**Aim:** Check each line of the material below for "this", then copy the ones that contain it.
───
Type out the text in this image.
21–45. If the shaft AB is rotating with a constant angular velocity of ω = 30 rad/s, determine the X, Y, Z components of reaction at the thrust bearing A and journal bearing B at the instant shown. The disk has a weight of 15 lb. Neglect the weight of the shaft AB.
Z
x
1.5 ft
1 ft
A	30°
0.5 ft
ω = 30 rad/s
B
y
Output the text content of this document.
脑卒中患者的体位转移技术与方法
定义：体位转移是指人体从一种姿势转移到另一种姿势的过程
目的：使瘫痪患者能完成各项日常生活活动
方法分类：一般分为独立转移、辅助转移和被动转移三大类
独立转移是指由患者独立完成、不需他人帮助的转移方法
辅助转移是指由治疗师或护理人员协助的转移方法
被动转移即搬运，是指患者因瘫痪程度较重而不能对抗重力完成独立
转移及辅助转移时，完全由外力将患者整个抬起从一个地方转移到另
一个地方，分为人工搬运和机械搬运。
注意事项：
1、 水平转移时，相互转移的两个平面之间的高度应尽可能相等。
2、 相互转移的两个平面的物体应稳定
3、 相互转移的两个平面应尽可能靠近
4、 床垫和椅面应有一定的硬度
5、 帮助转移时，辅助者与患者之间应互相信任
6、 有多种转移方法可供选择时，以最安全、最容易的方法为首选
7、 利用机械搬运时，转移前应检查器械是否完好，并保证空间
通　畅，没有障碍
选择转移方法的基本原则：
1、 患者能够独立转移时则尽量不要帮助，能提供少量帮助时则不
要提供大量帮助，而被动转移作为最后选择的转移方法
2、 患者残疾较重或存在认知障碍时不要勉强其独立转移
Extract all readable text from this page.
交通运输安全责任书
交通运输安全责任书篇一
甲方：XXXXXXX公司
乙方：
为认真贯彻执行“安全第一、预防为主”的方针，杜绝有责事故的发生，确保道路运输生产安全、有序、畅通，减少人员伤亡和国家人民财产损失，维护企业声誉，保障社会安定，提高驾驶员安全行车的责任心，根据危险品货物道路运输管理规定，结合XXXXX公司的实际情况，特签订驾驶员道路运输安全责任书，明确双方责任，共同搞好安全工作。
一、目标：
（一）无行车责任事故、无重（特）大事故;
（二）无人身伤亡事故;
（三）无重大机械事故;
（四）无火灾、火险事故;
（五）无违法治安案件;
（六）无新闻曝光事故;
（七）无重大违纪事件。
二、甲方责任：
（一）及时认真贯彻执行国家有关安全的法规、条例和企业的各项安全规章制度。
───
**Response:**
Type out the text in this image.
Output the text content of this document.
Extract all readable text from this page.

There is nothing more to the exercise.